* Set task *
Find the string "колодца" in the data, then copy every line where it is found.

* Data provided *
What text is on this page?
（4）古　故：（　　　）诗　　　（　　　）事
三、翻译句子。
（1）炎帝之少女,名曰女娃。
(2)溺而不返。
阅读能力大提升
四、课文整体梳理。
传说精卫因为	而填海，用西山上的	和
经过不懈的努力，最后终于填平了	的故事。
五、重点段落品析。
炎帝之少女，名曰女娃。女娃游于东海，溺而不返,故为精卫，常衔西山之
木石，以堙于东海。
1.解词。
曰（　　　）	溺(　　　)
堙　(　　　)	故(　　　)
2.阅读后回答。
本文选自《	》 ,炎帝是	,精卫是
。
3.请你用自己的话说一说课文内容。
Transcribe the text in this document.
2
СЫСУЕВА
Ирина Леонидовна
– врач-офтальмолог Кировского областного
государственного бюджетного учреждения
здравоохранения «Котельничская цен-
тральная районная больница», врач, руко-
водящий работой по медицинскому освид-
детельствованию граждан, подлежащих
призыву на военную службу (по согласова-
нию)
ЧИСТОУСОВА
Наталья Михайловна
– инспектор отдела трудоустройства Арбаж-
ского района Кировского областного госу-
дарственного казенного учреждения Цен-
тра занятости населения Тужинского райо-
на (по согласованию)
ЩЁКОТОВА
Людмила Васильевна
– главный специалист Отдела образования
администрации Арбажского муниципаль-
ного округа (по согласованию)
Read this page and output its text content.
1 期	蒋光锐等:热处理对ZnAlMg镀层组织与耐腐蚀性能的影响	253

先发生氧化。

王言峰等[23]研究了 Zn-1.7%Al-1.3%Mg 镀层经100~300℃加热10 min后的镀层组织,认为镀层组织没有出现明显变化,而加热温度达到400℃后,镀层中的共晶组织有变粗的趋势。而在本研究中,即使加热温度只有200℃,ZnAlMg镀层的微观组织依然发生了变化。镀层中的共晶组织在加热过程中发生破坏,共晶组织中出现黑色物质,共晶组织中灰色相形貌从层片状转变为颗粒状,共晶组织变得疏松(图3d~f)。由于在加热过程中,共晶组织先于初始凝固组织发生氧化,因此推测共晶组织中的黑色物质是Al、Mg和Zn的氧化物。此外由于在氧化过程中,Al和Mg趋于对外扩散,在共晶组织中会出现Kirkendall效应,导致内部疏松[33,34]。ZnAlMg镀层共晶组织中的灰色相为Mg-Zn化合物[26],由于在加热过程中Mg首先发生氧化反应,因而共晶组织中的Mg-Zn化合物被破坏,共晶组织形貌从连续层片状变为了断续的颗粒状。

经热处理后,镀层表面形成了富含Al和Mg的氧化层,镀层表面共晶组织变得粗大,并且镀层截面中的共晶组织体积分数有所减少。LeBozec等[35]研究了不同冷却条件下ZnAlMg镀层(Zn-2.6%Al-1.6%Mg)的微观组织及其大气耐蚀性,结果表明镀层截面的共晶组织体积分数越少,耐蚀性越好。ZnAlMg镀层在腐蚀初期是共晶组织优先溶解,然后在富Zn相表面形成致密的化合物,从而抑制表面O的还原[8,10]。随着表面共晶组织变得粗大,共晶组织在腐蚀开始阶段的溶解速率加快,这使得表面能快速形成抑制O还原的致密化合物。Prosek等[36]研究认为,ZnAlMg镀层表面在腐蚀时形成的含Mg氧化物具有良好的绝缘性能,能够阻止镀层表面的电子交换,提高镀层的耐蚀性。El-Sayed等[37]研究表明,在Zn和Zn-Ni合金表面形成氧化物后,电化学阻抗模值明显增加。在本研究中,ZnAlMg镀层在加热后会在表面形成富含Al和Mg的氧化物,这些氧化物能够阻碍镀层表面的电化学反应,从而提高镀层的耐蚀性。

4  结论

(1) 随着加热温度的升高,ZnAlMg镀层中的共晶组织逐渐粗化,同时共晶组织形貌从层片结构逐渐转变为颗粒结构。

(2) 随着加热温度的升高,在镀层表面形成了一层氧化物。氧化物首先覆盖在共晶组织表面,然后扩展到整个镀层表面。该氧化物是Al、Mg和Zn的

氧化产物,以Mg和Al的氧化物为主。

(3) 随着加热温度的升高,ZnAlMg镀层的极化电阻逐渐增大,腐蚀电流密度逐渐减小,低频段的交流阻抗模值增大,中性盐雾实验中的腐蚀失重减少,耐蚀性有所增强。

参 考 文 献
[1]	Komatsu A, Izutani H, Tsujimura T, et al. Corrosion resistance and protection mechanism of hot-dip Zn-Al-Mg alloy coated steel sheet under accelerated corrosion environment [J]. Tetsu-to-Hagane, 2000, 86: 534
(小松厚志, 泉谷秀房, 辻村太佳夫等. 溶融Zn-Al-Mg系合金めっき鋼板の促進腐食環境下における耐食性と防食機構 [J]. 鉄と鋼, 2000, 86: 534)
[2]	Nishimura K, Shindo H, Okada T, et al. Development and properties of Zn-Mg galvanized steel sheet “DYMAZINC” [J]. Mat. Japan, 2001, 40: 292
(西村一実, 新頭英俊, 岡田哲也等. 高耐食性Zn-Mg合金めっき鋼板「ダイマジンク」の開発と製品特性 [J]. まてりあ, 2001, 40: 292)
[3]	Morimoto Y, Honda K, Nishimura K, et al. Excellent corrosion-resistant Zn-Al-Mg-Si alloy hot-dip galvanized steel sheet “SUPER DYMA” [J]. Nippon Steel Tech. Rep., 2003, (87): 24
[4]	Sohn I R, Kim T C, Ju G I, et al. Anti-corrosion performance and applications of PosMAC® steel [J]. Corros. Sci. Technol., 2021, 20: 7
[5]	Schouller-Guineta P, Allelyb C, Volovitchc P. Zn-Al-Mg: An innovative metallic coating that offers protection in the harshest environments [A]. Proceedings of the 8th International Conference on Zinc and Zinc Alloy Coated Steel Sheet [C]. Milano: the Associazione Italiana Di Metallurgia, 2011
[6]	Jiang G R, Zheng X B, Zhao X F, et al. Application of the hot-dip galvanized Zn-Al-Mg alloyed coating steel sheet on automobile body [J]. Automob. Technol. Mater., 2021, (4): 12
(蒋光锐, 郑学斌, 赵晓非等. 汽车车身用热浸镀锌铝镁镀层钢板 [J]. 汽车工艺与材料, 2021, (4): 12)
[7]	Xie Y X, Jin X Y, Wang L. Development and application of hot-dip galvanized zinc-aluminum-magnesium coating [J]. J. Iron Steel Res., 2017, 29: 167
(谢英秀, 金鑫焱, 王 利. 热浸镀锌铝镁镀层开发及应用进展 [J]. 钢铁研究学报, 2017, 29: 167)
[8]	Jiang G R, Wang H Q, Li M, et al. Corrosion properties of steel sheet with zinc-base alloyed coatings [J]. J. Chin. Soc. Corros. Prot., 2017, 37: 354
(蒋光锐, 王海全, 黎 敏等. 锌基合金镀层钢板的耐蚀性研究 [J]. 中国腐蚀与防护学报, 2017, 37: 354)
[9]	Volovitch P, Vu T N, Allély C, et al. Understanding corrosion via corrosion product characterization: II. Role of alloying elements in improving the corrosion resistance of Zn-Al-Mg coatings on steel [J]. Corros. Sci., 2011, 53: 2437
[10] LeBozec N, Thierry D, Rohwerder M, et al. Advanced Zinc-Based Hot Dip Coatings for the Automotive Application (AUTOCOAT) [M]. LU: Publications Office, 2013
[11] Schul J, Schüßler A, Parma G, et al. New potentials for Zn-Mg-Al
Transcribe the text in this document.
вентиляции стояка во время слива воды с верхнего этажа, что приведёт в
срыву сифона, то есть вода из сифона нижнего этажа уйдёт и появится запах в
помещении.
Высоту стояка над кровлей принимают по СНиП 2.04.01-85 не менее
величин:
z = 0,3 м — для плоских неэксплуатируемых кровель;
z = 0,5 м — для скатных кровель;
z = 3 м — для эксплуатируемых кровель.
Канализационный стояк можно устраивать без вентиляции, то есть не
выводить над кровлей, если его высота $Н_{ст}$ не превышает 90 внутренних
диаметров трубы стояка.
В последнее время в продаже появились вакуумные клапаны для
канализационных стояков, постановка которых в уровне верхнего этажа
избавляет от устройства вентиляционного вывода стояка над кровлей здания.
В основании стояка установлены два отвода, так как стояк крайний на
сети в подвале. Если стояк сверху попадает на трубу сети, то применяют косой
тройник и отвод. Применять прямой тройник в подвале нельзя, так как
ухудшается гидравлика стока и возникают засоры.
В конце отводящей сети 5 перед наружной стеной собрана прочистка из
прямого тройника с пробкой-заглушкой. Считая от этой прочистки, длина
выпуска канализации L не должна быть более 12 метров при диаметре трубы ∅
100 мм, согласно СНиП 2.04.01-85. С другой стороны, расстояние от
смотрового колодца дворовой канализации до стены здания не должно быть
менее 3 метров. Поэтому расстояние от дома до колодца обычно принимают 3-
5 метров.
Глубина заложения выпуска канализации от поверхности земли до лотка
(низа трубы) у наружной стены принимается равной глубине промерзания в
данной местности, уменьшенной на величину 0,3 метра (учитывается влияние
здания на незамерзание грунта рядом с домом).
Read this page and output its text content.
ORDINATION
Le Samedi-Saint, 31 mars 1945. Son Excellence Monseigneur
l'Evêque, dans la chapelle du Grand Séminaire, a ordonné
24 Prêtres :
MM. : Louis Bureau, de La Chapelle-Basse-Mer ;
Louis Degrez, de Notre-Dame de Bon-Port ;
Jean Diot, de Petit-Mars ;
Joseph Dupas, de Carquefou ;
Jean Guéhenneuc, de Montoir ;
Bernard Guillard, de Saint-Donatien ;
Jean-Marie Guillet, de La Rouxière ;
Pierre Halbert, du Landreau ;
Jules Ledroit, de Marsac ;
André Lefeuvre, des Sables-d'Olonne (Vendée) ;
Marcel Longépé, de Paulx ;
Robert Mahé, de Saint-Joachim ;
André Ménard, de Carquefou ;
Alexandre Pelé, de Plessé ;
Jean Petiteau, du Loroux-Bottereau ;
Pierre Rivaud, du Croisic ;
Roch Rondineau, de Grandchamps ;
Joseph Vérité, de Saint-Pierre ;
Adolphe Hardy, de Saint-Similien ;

* Completed task *
смотрового колодца дворовой канализации до стены здания не должно быть
менее 3 метров. Поэтому расстояние от дома до колодца обычно принимают 3-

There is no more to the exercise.